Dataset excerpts
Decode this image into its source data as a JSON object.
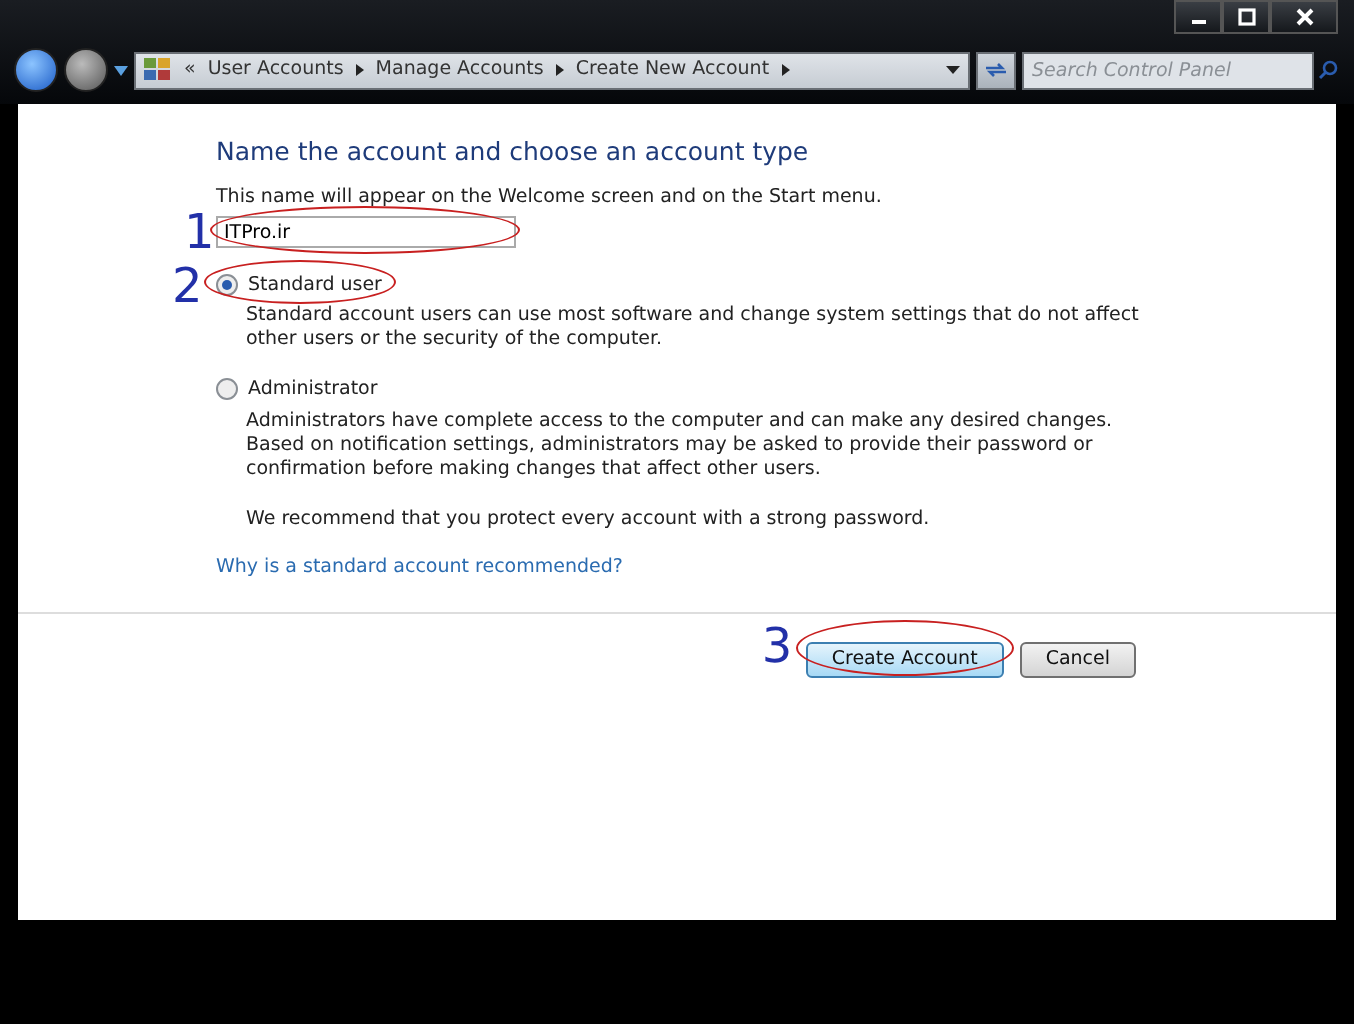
{
  "address_bar": {
    "overflow": "«",
    "crumbs": [
      "User Accounts",
      "Manage Accounts",
      "Create New Account"
    ]
  },
  "search": {
    "placeholder": "Search Control Panel"
  },
  "heading": "Name the account and choose an account type",
  "name_hint": "This name will appear on the Welcome screen and on the Start menu.",
  "name_field": {
    "value": "ITPro.ir",
    "step": "1"
  },
  "account_types": [
    {
      "label": "Standard user",
      "selected": true,
      "description": "Standard account users can use most software and change system settings that do not affect other users or the security of the computer.",
      "step": "2"
    },
    {
      "label": "Administrator",
      "selected": false,
      "description": "Administrators have complete access to the computer and can make any desired changes. Based on notification settings, administrators may be asked to provide their password or confirmation before making changes that affect other users."
    }
  ],
  "recommendation": "We recommend that you protect every account with a strong password.",
  "help_link": "Why is a standard account recommended?",
  "buttons": [
    {
      "label": "Create Account",
      "kind": "primary",
      "step": "3"
    },
    {
      "label": "Cancel",
      "kind": "secondary"
    }
  ]
}
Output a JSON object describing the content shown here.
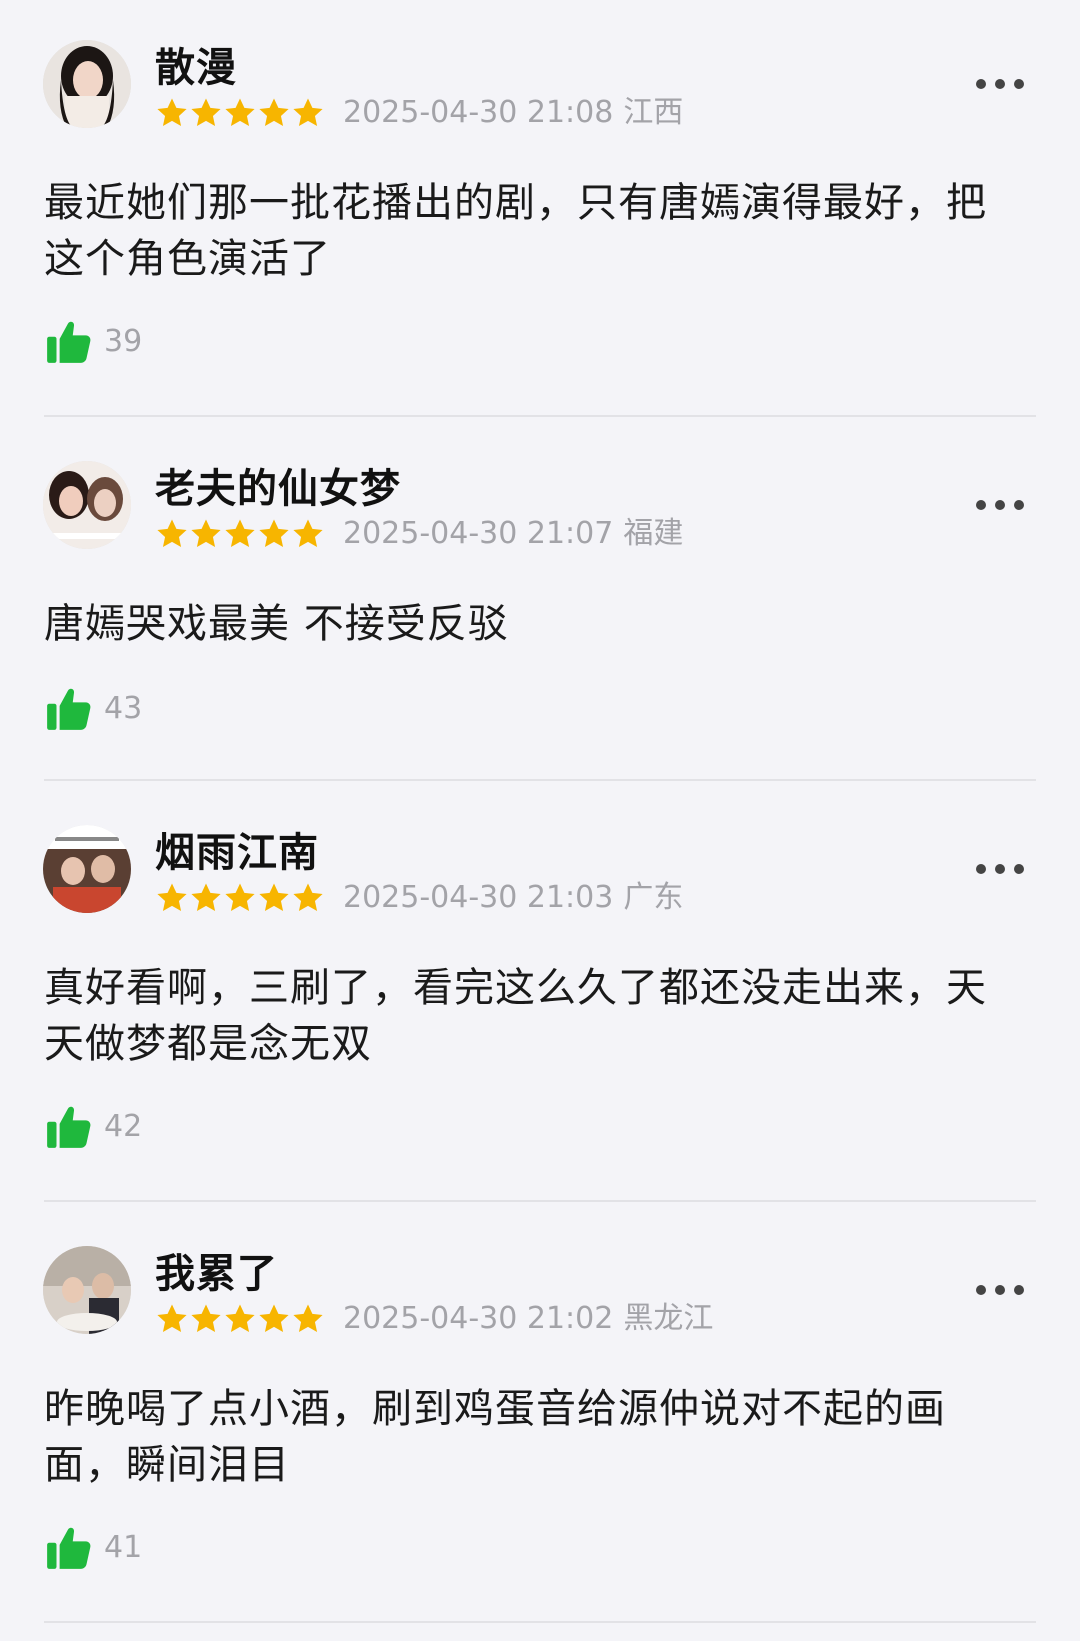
{
  "colors": {
    "star": "#f7b500",
    "like_icon": "#1fb83d",
    "meta_text": "#a3a3a8",
    "background": "#f4f4f8"
  },
  "icons": {
    "star": "star-icon",
    "like": "thumbs-up-icon",
    "more": "more-horizontal-icon"
  },
  "reviews": [
    {
      "username": "散漫",
      "rating": 5,
      "timestamp": "2025-04-30 21:08",
      "location": "江西",
      "comment": "最近她们那一批花播出的剧，只有唐嫣演得最好，把这个角色演活了",
      "likes": "39"
    },
    {
      "username": "老夫的仙女梦",
      "rating": 5,
      "timestamp": "2025-04-30 21:07",
      "location": "福建",
      "comment": "唐嫣哭戏最美 不接受反驳",
      "likes": "43"
    },
    {
      "username": "烟雨江南",
      "rating": 5,
      "timestamp": "2025-04-30 21:03",
      "location": "广东",
      "comment": "真好看啊，三刷了，看完这么久了都还没走出来，天天做梦都是念无双",
      "likes": "42"
    },
    {
      "username": "我累了",
      "rating": 5,
      "timestamp": "2025-04-30 21:02",
      "location": "黑龙江",
      "comment": "昨晚喝了点小酒，刷到鸡蛋音给源仲说对不起的画面，瞬间泪目",
      "likes": "41"
    }
  ]
}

* [What is being asked]:
Omit the pictures, then output the rest of the listing exactly.

* [Written solution]:
Decode this image into its source data as a JSON object.
{
  "address_bar": {
    "overflow": "«",
    "crumbs": [
      "User Accounts",
      "Manage Accounts",
      "Create New Account"
    ]
  },
  "search": {
    "placeholder": "Search Control Panel"
  },
  "heading": "Name the account and choose an account type",
  "name_hint": "This name will appear on the Welcome screen and on the Start menu.",
  "name_field": {
    "value": "ITPro.ir",
    "step": "1"
  },
  "account_types": [
    {
      "label": "Standard user",
      "selected": true,
      "description": "Standard account users can use most software and change system settings that do not affect other users or the security of the computer.",
      "step": "2"
    },
    {
      "label": "Administrator",
      "selected": false,
      "description": "Administrators have complete access to the computer and can make any desired changes. Based on notification settings, administrators may be asked to provide their password or confirmation before making changes that affect other users."
    }
  ],
  "recommendation": "We recommend that you protect every account with a strong password.",
  "help_link": "Why is a standard account recommended?",
  "buttons": [
    {
      "label": "Create Account",
      "kind": "primary",
      "step": "3"
    },
    {
      "label": "Cancel",
      "kind": "secondary"
    }
  ]
}
Output a JSON object describing the content shown here.
{
  "colors": {
    "star": "#f7b500",
    "like_icon": "#1fb83d",
    "meta_text": "#a3a3a8",
    "background": "#f4f4f8"
  },
  "icons": {
    "star": "star-icon",
    "like": "thumbs-up-icon",
    "more": "more-horizontal-icon"
  },
  "reviews": [
    {
      "username": "散漫",
      "rating": 5,
      "timestamp": "2025-04-30 21:08",
      "location": "江西",
      "comment": "最近她们那一批花播出的剧，只有唐嫣演得最好，把这个角色演活了",
      "likes": "39"
    },
    {
      "username": "老夫的仙女梦",
      "rating": 5,
      "timestamp": "2025-04-30 21:07",
      "location": "福建",
      "comment": "唐嫣哭戏最美 不接受反驳",
      "likes": "43"
    },
    {
      "username": "烟雨江南",
      "rating": 5,
      "timestamp": "2025-04-30 21:03",
      "location": "广东",
      "comment": "真好看啊，三刷了，看完这么久了都还没走出来，天天做梦都是念无双",
      "likes": "42"
    },
    {
      "username": "我累了",
      "rating": 5,
      "timestamp": "2025-04-30 21:02",
      "location": "黑龙江",
      "comment": "昨晚喝了点小酒，刷到鸡蛋音给源仲说对不起的画面，瞬间泪目",
      "likes": "41"
    }
  ]
}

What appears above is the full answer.